Work through the data and report how many lines include the string "name", giving the number alone.

Figure record listings

>>>>

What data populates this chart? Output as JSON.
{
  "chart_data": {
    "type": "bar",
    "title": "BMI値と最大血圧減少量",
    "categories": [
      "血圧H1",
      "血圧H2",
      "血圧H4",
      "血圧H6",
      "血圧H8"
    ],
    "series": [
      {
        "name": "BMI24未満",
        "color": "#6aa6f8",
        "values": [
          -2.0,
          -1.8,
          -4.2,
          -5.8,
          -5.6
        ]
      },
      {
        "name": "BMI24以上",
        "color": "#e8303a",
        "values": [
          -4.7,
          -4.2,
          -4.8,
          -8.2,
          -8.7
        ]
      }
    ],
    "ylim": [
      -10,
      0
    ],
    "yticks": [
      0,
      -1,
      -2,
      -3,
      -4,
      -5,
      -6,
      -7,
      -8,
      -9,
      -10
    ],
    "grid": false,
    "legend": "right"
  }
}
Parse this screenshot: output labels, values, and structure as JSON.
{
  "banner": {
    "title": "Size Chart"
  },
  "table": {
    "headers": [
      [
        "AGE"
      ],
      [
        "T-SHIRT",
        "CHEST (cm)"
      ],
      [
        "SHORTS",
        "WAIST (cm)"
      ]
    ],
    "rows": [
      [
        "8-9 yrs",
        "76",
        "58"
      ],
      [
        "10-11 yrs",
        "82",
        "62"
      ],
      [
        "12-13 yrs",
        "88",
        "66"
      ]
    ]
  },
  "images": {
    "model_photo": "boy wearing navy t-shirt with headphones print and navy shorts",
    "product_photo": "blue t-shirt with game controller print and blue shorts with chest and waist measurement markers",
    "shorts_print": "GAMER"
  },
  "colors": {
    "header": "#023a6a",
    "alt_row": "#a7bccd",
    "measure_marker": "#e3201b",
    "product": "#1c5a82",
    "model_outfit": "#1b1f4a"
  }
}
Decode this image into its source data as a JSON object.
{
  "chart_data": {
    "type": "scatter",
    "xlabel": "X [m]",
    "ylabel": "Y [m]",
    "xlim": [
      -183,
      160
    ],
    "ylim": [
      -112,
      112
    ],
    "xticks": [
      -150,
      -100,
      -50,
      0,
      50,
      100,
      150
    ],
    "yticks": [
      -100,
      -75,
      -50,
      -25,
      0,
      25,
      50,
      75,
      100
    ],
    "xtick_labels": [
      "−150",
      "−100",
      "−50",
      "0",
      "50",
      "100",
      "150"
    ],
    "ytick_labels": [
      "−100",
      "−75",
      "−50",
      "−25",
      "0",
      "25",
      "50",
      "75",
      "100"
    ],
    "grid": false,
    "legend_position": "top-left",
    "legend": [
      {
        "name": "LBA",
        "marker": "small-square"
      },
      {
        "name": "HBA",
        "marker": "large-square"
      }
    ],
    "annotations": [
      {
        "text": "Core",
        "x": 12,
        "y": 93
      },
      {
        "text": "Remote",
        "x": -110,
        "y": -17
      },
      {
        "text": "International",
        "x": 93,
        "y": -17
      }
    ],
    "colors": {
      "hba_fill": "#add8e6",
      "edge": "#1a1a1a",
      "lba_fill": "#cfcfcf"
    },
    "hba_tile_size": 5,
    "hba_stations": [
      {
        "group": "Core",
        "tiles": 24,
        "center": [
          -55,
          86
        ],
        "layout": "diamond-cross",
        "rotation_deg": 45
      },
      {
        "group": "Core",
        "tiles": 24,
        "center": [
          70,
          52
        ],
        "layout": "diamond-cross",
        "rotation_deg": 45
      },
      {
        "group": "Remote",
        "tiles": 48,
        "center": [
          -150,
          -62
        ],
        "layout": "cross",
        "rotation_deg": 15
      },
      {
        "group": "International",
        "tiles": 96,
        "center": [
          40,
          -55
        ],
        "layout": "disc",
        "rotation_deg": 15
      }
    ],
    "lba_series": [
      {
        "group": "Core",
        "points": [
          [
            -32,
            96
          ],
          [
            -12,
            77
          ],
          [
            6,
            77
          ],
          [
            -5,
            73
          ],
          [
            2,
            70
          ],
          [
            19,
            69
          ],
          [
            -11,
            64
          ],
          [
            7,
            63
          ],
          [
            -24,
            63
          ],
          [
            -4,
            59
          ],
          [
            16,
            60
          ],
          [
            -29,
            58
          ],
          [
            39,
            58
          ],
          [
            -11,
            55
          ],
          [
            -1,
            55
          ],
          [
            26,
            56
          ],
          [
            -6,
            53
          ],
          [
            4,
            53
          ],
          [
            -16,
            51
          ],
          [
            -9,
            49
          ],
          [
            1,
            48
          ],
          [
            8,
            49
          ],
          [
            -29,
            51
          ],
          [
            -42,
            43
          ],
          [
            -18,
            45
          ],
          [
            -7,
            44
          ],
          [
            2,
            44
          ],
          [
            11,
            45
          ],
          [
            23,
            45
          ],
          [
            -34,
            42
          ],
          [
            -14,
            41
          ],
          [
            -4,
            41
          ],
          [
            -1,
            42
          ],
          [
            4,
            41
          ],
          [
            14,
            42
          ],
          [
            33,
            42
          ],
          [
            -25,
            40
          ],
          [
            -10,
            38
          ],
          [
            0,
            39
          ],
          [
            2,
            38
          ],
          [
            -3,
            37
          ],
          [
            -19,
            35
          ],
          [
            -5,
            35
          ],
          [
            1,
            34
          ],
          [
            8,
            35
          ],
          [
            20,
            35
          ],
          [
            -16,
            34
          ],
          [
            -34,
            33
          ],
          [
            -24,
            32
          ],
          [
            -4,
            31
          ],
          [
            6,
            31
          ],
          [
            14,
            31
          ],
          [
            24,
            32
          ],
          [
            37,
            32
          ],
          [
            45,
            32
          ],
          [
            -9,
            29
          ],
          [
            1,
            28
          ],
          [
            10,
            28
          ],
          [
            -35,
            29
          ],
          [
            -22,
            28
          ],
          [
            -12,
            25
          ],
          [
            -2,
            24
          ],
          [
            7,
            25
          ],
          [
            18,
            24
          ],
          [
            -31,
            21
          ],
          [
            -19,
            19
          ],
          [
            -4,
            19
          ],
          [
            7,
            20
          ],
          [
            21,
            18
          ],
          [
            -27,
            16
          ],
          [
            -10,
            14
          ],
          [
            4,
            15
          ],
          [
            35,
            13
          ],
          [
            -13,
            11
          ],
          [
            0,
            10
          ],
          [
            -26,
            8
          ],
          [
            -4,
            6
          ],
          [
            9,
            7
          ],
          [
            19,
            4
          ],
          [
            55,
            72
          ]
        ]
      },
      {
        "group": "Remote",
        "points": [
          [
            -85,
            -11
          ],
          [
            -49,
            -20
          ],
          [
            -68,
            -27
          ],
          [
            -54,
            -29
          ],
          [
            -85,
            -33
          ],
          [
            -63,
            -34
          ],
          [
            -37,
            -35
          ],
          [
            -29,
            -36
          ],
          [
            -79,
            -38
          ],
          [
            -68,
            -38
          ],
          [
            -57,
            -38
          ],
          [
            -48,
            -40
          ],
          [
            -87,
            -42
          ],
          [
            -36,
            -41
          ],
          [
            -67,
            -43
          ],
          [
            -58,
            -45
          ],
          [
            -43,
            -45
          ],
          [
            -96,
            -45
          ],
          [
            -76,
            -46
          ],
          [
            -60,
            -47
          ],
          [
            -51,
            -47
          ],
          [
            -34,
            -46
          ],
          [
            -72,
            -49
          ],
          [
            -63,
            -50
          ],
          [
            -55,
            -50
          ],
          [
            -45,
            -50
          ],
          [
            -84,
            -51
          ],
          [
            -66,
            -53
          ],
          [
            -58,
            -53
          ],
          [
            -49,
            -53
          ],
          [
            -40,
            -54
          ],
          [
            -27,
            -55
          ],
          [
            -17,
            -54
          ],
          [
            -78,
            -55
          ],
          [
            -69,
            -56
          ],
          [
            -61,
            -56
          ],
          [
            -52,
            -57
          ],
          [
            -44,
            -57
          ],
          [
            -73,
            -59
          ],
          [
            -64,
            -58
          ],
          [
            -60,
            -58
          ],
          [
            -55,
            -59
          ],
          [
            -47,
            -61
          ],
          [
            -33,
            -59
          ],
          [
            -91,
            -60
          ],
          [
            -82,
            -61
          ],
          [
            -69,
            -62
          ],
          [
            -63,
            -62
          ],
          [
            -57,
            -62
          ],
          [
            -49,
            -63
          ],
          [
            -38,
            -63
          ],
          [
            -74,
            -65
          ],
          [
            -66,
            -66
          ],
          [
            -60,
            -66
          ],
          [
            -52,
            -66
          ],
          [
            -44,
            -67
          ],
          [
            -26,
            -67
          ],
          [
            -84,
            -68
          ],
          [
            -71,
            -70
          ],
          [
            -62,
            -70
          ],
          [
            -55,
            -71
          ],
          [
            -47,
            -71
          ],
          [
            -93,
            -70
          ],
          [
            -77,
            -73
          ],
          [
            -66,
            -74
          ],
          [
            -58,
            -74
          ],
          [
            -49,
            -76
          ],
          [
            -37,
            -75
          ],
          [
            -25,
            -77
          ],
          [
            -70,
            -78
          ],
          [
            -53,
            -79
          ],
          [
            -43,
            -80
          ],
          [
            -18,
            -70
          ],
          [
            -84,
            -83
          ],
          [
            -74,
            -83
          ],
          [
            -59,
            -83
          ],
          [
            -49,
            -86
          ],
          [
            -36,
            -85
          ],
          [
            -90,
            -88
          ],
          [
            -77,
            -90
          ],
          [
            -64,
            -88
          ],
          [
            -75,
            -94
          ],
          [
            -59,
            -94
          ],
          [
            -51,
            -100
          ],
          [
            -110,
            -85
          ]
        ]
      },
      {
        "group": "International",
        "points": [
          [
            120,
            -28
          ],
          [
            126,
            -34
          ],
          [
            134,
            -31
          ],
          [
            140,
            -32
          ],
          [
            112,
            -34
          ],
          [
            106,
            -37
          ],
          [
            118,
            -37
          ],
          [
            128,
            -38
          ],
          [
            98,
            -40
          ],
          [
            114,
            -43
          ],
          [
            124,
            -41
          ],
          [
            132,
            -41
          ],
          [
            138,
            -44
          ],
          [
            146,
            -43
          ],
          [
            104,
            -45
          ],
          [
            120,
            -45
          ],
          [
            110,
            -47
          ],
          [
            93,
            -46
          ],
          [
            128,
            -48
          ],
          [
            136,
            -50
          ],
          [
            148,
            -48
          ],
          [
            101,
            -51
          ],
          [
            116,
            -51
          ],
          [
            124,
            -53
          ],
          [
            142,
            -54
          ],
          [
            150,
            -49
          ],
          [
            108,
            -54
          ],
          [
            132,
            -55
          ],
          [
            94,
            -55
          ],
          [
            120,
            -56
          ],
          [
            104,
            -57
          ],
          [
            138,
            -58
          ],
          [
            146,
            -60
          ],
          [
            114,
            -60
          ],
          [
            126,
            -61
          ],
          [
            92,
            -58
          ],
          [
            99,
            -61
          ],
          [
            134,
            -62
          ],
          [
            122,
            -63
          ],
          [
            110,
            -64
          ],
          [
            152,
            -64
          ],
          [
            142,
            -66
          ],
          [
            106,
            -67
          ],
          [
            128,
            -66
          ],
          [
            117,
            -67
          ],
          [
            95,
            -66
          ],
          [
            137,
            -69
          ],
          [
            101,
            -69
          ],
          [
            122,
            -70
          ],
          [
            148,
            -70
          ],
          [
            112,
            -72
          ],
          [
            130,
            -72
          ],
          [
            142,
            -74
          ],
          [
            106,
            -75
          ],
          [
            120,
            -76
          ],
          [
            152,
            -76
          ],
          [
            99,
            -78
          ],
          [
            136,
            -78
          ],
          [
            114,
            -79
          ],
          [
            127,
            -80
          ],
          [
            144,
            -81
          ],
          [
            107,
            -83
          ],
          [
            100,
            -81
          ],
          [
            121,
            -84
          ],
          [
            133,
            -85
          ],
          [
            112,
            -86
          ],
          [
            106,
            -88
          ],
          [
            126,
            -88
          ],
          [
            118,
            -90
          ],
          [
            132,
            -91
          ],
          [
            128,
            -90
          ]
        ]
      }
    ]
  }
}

<<<<

## EXERCISE SOLUTION:
4